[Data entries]
============================================================

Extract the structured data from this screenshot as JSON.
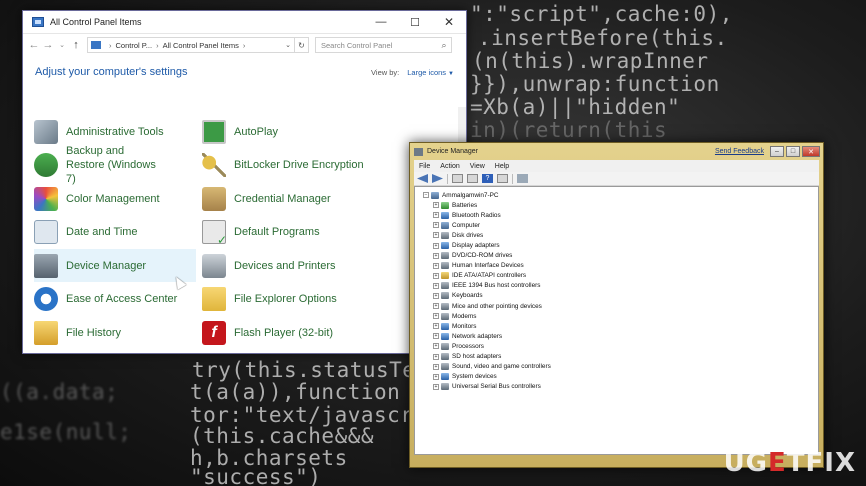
{
  "background": {
    "code_lines": [
      "\":\"script\",cache:0),",
      ".insertBefore(this.",
      "(n(this).wrapInner",
      "}}),unwrap:function",
      "=Xb(a)||\"hidden\"",
      "in)(return(this",
      "try(this.statusText",
      "t(a(a)),function",
      "tor:\"text/javascrip",
      "(this.cache&&&",
      "h,b.charsets",
      "\"success\")"
    ]
  },
  "control_panel": {
    "title": "All Control Panel Items",
    "address": {
      "crumb1": "Control P...",
      "crumb2": "All Control Panel Items"
    },
    "search_placeholder": "Search Control Panel",
    "heading": "Adjust your computer's settings",
    "view_by_label": "View by:",
    "view_by_value": "Large icons",
    "items": [
      {
        "label": "Administrative Tools",
        "icon": "tools-icon"
      },
      {
        "label": "AutoPlay",
        "icon": "autoplay-icon"
      },
      {
        "label": "Backup and Restore (Windows 7)",
        "icon": "backup-icon"
      },
      {
        "label": "BitLocker Drive Encryption",
        "icon": "bitlocker-key-icon"
      },
      {
        "label": "Color Management",
        "icon": "color-management-icon"
      },
      {
        "label": "Credential Manager",
        "icon": "credential-manager-icon"
      },
      {
        "label": "Date and Time",
        "icon": "date-time-icon"
      },
      {
        "label": "Default Programs",
        "icon": "default-programs-icon"
      },
      {
        "label": "Device Manager",
        "icon": "device-manager-icon"
      },
      {
        "label": "Devices and Printers",
        "icon": "printer-icon"
      },
      {
        "label": "Ease of Access Center",
        "icon": "ease-of-access-icon"
      },
      {
        "label": "File Explorer Options",
        "icon": "folder-options-icon"
      },
      {
        "label": "File History",
        "icon": "file-history-icon"
      },
      {
        "label": "Flash Player (32-bit)",
        "icon": "flash-icon"
      }
    ]
  },
  "device_manager": {
    "title": "Device Manager",
    "feedback": "Send Feedback",
    "menu": [
      "File",
      "Action",
      "View",
      "Help"
    ],
    "root": "Ammalgamwin7-PC",
    "nodes": [
      "Batteries",
      "Bluetooth Radios",
      "Computer",
      "Disk drives",
      "Display adapters",
      "DVD/CD-ROM drives",
      "Human Interface Devices",
      "IDE ATA/ATAPI controllers",
      "IEEE 1394 Bus host controllers",
      "Keyboards",
      "Mice and other pointing devices",
      "Modems",
      "Monitors",
      "Network adapters",
      "Processors",
      "SD host adapters",
      "Sound, video and game controllers",
      "System devices",
      "Universal Serial Bus controllers"
    ]
  },
  "watermark": {
    "left": "UG",
    "mid": "E",
    "right": "TFIX"
  }
}
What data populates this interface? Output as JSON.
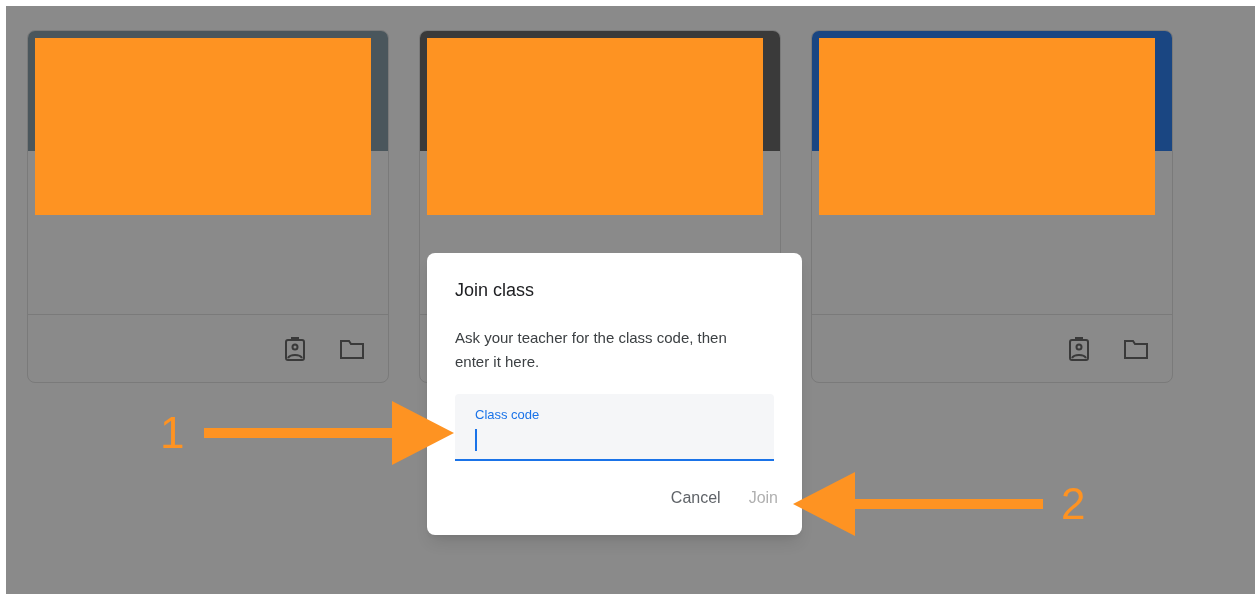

============================================================

• Directions:
List the lines of the entries that include "JSON".

• Result of this exercise:
Extract the structured data from this screenshot as JSON.
What data populates this interface? Output as JSON.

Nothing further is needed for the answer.